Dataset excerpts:
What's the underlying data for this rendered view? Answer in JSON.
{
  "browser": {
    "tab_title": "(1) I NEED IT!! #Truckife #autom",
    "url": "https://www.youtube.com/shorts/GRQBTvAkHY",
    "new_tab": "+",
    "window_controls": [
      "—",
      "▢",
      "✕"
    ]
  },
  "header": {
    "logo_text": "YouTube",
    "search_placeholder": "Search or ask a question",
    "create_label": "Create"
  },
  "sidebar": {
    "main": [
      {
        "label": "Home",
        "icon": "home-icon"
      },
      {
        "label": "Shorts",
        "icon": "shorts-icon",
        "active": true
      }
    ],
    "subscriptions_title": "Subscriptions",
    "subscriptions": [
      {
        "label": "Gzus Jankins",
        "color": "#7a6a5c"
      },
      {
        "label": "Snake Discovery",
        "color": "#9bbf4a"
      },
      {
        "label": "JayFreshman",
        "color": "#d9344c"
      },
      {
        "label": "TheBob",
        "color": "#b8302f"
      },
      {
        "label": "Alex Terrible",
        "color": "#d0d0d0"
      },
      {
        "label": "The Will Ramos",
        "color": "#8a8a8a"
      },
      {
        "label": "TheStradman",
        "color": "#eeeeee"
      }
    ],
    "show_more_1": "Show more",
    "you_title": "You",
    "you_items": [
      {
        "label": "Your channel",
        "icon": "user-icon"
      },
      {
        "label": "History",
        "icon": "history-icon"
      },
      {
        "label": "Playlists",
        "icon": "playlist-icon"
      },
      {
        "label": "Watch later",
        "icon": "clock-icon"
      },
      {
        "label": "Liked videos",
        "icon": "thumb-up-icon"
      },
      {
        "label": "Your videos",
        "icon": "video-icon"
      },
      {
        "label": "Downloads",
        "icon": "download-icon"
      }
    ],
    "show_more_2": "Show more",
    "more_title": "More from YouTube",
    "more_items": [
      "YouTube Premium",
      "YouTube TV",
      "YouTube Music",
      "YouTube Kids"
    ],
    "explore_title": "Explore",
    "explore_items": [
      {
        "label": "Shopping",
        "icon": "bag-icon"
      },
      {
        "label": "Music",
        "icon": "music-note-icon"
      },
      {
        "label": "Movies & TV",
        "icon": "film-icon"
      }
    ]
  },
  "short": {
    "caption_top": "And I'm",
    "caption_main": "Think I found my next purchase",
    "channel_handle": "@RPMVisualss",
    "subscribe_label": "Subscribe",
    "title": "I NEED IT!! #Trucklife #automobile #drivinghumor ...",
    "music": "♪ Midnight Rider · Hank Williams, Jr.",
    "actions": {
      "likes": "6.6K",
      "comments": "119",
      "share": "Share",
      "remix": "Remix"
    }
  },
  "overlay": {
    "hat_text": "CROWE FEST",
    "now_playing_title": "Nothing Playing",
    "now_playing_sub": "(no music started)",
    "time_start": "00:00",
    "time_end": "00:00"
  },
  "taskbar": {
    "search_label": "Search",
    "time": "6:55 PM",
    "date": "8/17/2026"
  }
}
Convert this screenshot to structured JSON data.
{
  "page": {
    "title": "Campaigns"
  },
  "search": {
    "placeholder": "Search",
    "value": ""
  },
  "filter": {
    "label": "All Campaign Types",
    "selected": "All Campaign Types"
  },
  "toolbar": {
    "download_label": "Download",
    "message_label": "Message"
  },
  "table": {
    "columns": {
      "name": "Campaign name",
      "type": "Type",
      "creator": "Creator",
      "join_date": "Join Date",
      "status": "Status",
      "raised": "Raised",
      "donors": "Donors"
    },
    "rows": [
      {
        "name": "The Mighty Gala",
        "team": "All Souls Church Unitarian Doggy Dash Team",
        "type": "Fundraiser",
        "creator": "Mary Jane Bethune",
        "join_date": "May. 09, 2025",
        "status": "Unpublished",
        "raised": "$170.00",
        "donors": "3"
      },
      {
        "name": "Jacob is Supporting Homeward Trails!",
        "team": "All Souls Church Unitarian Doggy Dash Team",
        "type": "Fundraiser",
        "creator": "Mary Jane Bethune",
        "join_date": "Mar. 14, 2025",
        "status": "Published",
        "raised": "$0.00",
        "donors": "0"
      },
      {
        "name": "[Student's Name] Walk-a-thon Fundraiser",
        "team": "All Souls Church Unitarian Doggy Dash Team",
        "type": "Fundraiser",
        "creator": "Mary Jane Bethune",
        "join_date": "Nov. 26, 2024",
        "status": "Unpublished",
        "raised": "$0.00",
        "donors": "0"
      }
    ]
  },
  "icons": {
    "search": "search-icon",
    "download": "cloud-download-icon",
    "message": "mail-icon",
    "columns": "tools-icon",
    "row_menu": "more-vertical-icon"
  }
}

◆ Aim of the exercise
Exact output of every entry is required.

◆ Response to the task
What's the underlying data for this rendered view? Answer in JSON.
{
  "browser": {
    "tab_title": "(1) I NEED IT!! #Truckife #autom",
    "url": "https://www.youtube.com/shorts/GRQBTvAkHY",
    "new_tab": "+",
    "window_controls": [
      "—",
      "▢",
      "✕"
    ]
  },
  "header": {
    "logo_text": "YouTube",
    "search_placeholder": "Search or ask a question",
    "create_label": "Create"
  },
  "sidebar": {
    "main": [
      {
        "label": "Home",
        "icon": "home-icon"
      },
      {
        "label": "Shorts",
        "icon": "shorts-icon",
        "active": true
      }
    ],
    "subscriptions_title": "Subscriptions",
    "subscriptions": [
      {
        "label": "Gzus Jankins",
        "color": "#7a6a5c"
      },
      {
        "label": "Snake Discovery",
        "color": "#9bbf4a"
      },
      {
        "label": "JayFreshman",
        "color": "#d9344c"
      },
      {
        "label": "TheBob",
        "color": "#b8302f"
      },
      {
        "label": "Alex Terrible",
        "color": "#d0d0d0"
      },
      {
        "label": "The Will Ramos",
        "color": "#8a8a8a"
      },
      {
        "label": "TheStradman",
        "color": "#eeeeee"
      }
    ],
    "show_more_1": "Show more",
    "you_title": "You",
    "you_items": [
      {
        "label": "Your channel",
        "icon": "user-icon"
      },
      {
        "label": "History",
        "icon": "history-icon"
      },
      {
        "label": "Playlists",
        "icon": "playlist-icon"
      },
      {
        "label": "Watch later",
        "icon": "clock-icon"
      },
      {
        "label": "Liked videos",
        "icon": "thumb-up-icon"
      },
      {
        "label": "Your videos",
        "icon": "video-icon"
      },
      {
        "label": "Downloads",
        "icon": "download-icon"
      }
    ],
    "show_more_2": "Show more",
    "more_title": "More from YouTube",
    "more_items": [
      "YouTube Premium",
      "YouTube TV",
      "YouTube Music",
      "YouTube Kids"
    ],
    "explore_title": "Explore",
    "explore_items": [
      {
        "label": "Shopping",
        "icon": "bag-icon"
      },
      {
        "label": "Music",
        "icon": "music-note-icon"
      },
      {
        "label": "Movies & TV",
        "icon": "film-icon"
      }
    ]
  },
  "short": {
    "caption_top": "And I'm",
    "caption_main": "Think I found my next purchase",
    "channel_handle": "@RPMVisualss",
    "subscribe_label": "Subscribe",
    "title": "I NEED IT!! #Trucklife #automobile #drivinghumor ...",
    "music": "♪ Midnight Rider · Hank Williams, Jr.",
    "actions": {
      "likes": "6.6K",
      "comments": "119",
      "share": "Share",
      "remix": "Remix"
    }
  },
  "overlay": {
    "hat_text": "CROWE FEST",
    "now_playing_title": "Nothing Playing",
    "now_playing_sub": "(no music started)",
    "time_start": "00:00",
    "time_end": "00:00"
  },
  "taskbar": {
    "search_label": "Search",
    "time": "6:55 PM",
    "date": "8/17/2026"
  }
}
Convert this screenshot to structured JSON data.
{
  "page": {
    "title": "Campaigns"
  },
  "search": {
    "placeholder": "Search",
    "value": ""
  },
  "filter": {
    "label": "All Campaign Types",
    "selected": "All Campaign Types"
  },
  "toolbar": {
    "download_label": "Download",
    "message_label": "Message"
  },
  "table": {
    "columns": {
      "name": "Campaign name",
      "type": "Type",
      "creator": "Creator",
      "join_date": "Join Date",
      "status": "Status",
      "raised": "Raised",
      "donors": "Donors"
    },
    "rows": [
      {
        "name": "The Mighty Gala",
        "team": "All Souls Church Unitarian Doggy Dash Team",
        "type": "Fundraiser",
        "creator": "Mary Jane Bethune",
        "join_date": "May. 09, 2025",
        "status": "Unpublished",
        "raised": "$170.00",
        "donors": "3"
      },
      {
        "name": "Jacob is Supporting Homeward Trails!",
        "team": "All Souls Church Unitarian Doggy Dash Team",
        "type": "Fundraiser",
        "creator": "Mary Jane Bethune",
        "join_date": "Mar. 14, 2025",
        "status": "Published",
        "raised": "$0.00",
        "donors": "0"
      },
      {
        "name": "[Student's Name] Walk-a-thon Fundraiser",
        "team": "All Souls Church Unitarian Doggy Dash Team",
        "type": "Fundraiser",
        "creator": "Mary Jane Bethune",
        "join_date": "Nov. 26, 2024",
        "status": "Unpublished",
        "raised": "$0.00",
        "donors": "0"
      }
    ]
  },
  "icons": {
    "search": "search-icon",
    "download": "cloud-download-icon",
    "message": "mail-icon",
    "columns": "tools-icon",
    "row_menu": "more-vertical-icon"
  }
}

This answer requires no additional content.